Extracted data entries

┏━━

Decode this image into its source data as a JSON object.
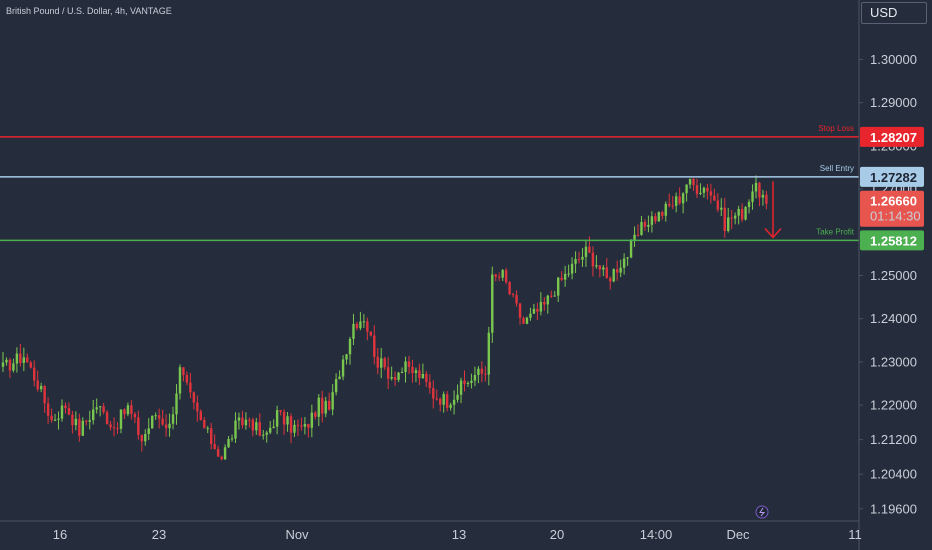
{
  "header": {
    "symbol_title": "British Pound / U.S. Dollar, 4h, VANTAGE",
    "currency_button": "USD"
  },
  "colors": {
    "background": "#252d3c",
    "grid": "#2f3848",
    "up_candle": "#7ac74f",
    "down_candle": "#e0343c",
    "stop_loss": "#e8242c",
    "sell_entry": "#a8cbe8",
    "take_profit": "#4caf50",
    "current_price": "#e8544e"
  },
  "chart_data": {
    "type": "candlestick",
    "title": "British Pound / U.S. Dollar, 4h, VANTAGE",
    "y_axis": {
      "ylim": [
        1.1934,
        1.3126
      ],
      "ticks": [
        "1.30000",
        "1.29000",
        "1.28000",
        "1.27000",
        "1.25000",
        "1.24000",
        "1.23000",
        "1.22000",
        "1.21200",
        "1.20400",
        "1.19600"
      ],
      "tick_values": [
        1.3,
        1.29,
        1.28,
        1.27,
        1.25,
        1.24,
        1.23,
        1.22,
        1.212,
        1.204,
        1.196
      ],
      "side": "right",
      "currency": "USD"
    },
    "x_axis": {
      "labels": [
        "16",
        "23",
        "Nov",
        "13",
        "20",
        "14:00",
        "Dec",
        "11"
      ]
    },
    "grid": false,
    "levels": [
      {
        "name": "Stop Loss",
        "price": 1.28207,
        "tag": "1.28207",
        "color": "#e8242c"
      },
      {
        "name": "Sell Entry",
        "price": 1.27282,
        "tag": "1.27282",
        "color": "#a8cbe8"
      },
      {
        "name": "Take Profit",
        "price": 1.25812,
        "tag": "1.25812",
        "color": "#4caf50"
      }
    ],
    "current_price": {
      "value": 1.2666,
      "label": "1.26660",
      "countdown": "01:14:30"
    },
    "arrow": {
      "from_price": 1.2718,
      "to_price": 1.2588,
      "direction": "down"
    },
    "waypoints": [
      [
        0,
        1.2285
      ],
      [
        6,
        1.2315
      ],
      [
        10,
        1.225
      ],
      [
        14,
        1.2165
      ],
      [
        18,
        1.22
      ],
      [
        22,
        1.214
      ],
      [
        27,
        1.22
      ],
      [
        32,
        1.215
      ],
      [
        36,
        1.2195
      ],
      [
        40,
        1.212
      ],
      [
        44,
        1.218
      ],
      [
        48,
        1.215
      ],
      [
        51,
        1.228
      ],
      [
        55,
        1.2195
      ],
      [
        59,
        1.213
      ],
      [
        63,
        1.208
      ],
      [
        67,
        1.215
      ],
      [
        71,
        1.217
      ],
      [
        75,
        1.212
      ],
      [
        79,
        1.218
      ],
      [
        83,
        1.215
      ],
      [
        87,
        1.2145
      ],
      [
        91,
        1.22
      ],
      [
        94,
        1.219
      ],
      [
        97,
        1.228
      ],
      [
        101,
        1.239
      ],
      [
        104,
        1.2405
      ],
      [
        108,
        1.23
      ],
      [
        112,
        1.227
      ],
      [
        116,
        1.2285
      ],
      [
        120,
        1.227
      ],
      [
        124,
        1.2225
      ],
      [
        128,
        1.221
      ],
      [
        132,
        1.224
      ],
      [
        136,
        1.227
      ],
      [
        139,
        1.2275
      ],
      [
        141,
        1.249
      ],
      [
        144,
        1.25
      ],
      [
        147,
        1.244
      ],
      [
        150,
        1.239
      ],
      [
        153,
        1.241
      ],
      [
        156,
        1.243
      ],
      [
        159,
        1.247
      ],
      [
        162,
        1.25
      ],
      [
        165,
        1.253
      ],
      [
        168,
        1.2555
      ],
      [
        171,
        1.253
      ],
      [
        174,
        1.249
      ],
      [
        177,
        1.252
      ],
      [
        180,
        1.255
      ],
      [
        183,
        1.2595
      ],
      [
        186,
        1.263
      ],
      [
        189,
        1.264
      ],
      [
        192,
        1.266
      ],
      [
        195,
        1.268
      ],
      [
        197,
        1.2715
      ],
      [
        200,
        1.2705
      ],
      [
        203,
        1.2705
      ],
      [
        206,
        1.266
      ],
      [
        208,
        1.262
      ],
      [
        210,
        1.2635
      ],
      [
        213,
        1.2645
      ],
      [
        216,
        1.27
      ],
      [
        218,
        1.2695
      ],
      [
        220,
        1.2666
      ]
    ]
  }
}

┗━━

[Your objective] Look over the listing. Pull out every line with the string "Pound" in it.

[Solution to this task]
    "symbol_title": "British Pound / U.S. Dollar, 4h, VANTAGE",
    "title": "British Pound / U.S. Dollar, 4h, VANTAGE",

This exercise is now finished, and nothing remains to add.